#### [WORK TO COMPLETE]
Here are some records; return them all exactly.

⟨

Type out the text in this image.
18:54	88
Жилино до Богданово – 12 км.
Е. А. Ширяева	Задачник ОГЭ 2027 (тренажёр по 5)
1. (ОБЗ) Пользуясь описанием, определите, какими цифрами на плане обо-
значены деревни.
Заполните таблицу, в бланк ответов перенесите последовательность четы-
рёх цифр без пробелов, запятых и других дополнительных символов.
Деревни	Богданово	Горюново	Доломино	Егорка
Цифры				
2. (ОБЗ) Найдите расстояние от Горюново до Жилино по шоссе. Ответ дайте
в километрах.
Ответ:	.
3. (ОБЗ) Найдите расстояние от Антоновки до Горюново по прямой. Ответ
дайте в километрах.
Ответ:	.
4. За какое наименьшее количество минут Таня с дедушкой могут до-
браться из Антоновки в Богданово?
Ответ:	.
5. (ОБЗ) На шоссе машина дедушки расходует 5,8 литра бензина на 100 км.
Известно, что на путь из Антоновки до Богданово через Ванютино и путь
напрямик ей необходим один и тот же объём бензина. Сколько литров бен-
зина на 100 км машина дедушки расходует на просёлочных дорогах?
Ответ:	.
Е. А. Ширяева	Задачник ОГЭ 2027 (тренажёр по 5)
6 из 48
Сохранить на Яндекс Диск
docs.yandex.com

⟩

#### [CORRECT ANSWER]
Type out the text in this image.
18:54	88
Жилино до Богданово – 12 км.
Е. А. Ширяева	Задачник ОГЭ 2027 (тренажёр по 5)
1. (ОБЗ) Пользуясь описанием, определите, какими цифрами на плане обо-
значены деревни.
Заполните таблицу, в бланк ответов перенесите последовательность четы-
рёх цифр без пробелов, запятых и других дополнительных символов.
Деревни	Богданово	Горюново	Доломино	Егорка
Цифры				
2. (ОБЗ) Найдите расстояние от Горюново до Жилино по шоссе. Ответ дайте
в километрах.
Ответ:	.
3. (ОБЗ) Найдите расстояние от Антоновки до Горюново по прямой. Ответ
дайте в километрах.
Ответ:	.
4. За какое наименьшее количество минут Таня с дедушкой могут до-
браться из Антоновки в Богданово?
Ответ:	.
5. (ОБЗ) На шоссе машина дедушки расходует 5,8 литра бензина на 100 км.
Известно, что на путь из Антоновки до Богданово через Ванютино и путь
напрямик ей необходим один и тот же объём бензина. Сколько литров бен-
зина на 100 км машина дедушки расходует на просёлочных дорогах?
Ответ:	.
Е. А. Ширяева	Задачник ОГЭ 2027 (тренажёр по 5)
6 из 48
Сохранить на Яндекс Диск
docs.yandex.com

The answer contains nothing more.